**Short task**
Identify each line in the records below that contains the word "Стили", and copy it.

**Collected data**
───

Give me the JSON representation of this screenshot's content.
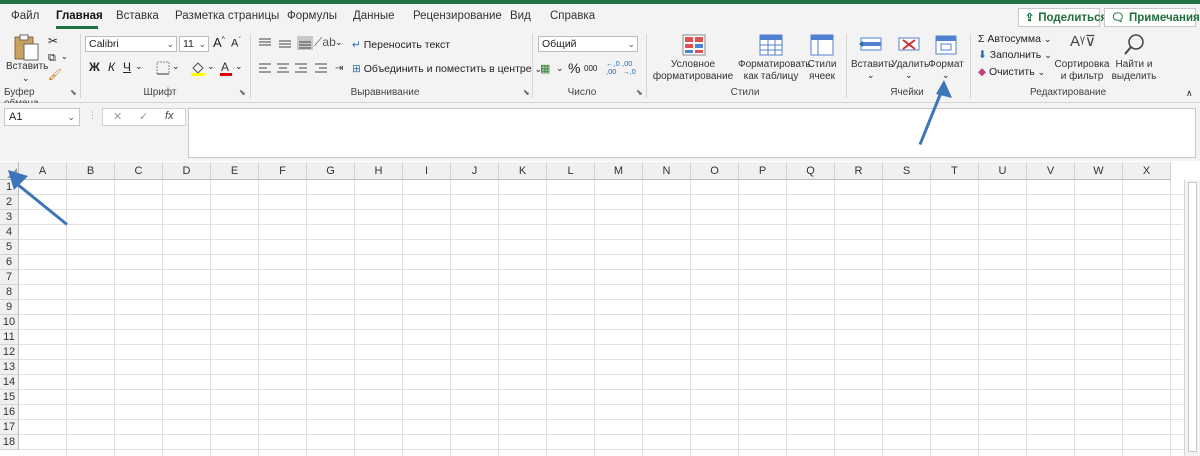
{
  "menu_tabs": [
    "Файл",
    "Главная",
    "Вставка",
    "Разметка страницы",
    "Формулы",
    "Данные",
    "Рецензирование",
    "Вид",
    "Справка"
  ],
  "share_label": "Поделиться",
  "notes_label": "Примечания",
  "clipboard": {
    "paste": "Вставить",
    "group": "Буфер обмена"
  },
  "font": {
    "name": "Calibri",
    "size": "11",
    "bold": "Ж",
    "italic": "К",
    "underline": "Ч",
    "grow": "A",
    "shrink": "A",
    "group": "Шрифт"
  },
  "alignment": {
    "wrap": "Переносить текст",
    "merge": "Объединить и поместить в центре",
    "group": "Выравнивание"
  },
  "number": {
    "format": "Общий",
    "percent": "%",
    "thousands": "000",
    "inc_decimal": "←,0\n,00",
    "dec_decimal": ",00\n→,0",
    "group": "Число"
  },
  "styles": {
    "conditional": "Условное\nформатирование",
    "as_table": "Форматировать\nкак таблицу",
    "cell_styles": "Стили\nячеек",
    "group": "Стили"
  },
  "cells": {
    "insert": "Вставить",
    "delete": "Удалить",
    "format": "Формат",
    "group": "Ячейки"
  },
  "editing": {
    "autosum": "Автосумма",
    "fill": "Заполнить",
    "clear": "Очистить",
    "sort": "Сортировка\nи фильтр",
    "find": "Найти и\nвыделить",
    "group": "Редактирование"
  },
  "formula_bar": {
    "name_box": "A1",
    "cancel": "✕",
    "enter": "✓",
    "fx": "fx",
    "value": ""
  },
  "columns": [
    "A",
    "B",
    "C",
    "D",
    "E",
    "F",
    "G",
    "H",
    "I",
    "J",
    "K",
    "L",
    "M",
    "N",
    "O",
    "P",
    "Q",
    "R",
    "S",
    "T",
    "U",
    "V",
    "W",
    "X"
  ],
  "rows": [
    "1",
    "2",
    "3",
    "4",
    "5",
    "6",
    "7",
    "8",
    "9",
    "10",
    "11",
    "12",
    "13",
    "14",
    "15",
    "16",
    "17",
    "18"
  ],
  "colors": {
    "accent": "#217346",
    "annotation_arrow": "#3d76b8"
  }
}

───

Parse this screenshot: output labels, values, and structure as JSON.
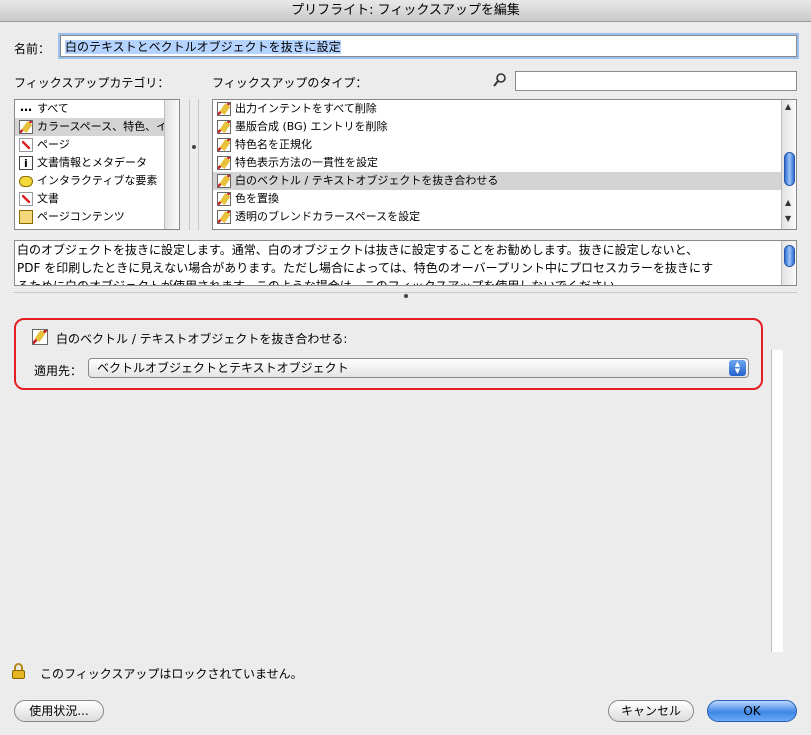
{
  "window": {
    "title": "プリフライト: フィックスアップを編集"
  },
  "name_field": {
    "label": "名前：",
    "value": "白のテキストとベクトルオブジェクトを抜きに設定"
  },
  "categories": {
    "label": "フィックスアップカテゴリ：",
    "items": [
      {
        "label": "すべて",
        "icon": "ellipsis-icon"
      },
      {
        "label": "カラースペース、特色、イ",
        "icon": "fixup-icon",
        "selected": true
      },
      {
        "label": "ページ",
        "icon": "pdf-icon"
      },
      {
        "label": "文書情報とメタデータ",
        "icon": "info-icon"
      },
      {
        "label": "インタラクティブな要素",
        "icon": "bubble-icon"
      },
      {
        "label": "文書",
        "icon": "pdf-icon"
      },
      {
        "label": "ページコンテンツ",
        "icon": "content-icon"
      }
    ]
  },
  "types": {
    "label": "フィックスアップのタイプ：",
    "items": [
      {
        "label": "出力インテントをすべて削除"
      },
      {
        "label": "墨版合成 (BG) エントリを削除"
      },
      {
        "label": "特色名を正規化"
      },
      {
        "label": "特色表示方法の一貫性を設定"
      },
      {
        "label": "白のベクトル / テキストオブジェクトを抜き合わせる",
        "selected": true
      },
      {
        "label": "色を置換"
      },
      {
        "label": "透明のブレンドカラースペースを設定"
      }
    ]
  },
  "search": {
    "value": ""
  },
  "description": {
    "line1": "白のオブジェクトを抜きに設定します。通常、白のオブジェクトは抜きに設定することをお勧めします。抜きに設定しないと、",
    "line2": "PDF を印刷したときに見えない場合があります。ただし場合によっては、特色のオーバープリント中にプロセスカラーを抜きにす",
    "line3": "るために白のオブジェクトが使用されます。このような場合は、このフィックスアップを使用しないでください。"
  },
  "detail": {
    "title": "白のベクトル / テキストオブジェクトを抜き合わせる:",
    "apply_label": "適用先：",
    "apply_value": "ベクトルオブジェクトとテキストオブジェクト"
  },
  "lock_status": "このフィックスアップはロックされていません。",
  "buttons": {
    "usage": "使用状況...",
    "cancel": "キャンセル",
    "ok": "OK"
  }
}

───

**Reply**
    "cell_styles": "Стили\nячеек",
    "group": "Стили"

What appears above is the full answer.